▸ Exercise objective
Which rows below include the word "line"? Copy out every one of them in full.

▸ Provided information
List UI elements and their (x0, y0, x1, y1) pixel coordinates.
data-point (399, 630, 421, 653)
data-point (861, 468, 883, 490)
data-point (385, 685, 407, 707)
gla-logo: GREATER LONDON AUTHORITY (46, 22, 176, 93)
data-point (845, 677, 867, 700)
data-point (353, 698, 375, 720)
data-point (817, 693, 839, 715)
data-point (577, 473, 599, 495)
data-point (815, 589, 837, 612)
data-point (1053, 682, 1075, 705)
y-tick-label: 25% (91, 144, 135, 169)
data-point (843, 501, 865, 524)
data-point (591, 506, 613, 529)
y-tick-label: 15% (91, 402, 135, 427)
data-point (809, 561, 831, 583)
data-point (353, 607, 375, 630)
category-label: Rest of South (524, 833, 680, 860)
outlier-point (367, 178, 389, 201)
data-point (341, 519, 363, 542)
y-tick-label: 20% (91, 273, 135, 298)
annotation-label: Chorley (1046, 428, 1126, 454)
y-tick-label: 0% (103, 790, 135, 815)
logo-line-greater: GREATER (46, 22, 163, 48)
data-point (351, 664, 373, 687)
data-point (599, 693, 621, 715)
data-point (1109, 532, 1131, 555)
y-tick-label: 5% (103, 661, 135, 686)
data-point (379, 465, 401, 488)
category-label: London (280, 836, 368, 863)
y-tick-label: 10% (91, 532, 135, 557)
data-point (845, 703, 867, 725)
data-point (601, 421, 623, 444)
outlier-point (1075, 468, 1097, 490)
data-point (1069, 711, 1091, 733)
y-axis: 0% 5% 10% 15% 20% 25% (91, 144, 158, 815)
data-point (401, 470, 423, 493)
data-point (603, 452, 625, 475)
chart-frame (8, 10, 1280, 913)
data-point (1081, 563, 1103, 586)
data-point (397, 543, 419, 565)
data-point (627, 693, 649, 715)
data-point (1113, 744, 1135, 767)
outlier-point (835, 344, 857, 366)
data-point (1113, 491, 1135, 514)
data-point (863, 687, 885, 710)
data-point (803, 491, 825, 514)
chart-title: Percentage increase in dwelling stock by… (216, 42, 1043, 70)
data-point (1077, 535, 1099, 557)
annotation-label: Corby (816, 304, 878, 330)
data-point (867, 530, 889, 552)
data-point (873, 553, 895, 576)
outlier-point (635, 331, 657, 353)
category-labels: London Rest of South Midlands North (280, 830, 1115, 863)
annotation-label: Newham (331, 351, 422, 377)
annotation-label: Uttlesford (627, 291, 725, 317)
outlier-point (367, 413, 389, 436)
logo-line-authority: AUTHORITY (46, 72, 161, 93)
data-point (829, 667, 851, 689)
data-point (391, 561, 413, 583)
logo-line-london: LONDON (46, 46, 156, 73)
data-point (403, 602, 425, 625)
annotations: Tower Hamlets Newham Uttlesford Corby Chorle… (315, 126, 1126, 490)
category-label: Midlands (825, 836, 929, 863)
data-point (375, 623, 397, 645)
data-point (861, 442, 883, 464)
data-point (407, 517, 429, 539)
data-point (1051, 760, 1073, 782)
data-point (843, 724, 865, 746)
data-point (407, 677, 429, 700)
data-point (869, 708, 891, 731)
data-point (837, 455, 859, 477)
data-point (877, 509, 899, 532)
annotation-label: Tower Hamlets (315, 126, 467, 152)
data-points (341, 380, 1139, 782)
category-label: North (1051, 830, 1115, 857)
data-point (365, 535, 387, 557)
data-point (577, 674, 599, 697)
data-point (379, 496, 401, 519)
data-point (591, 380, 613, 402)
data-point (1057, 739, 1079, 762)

▸ Final result
logo-line-greater: GREATER (46, 22, 163, 48)
logo-line-authority: AUTHORITY (46, 72, 161, 93)
logo-line-london: LONDON (46, 46, 156, 73)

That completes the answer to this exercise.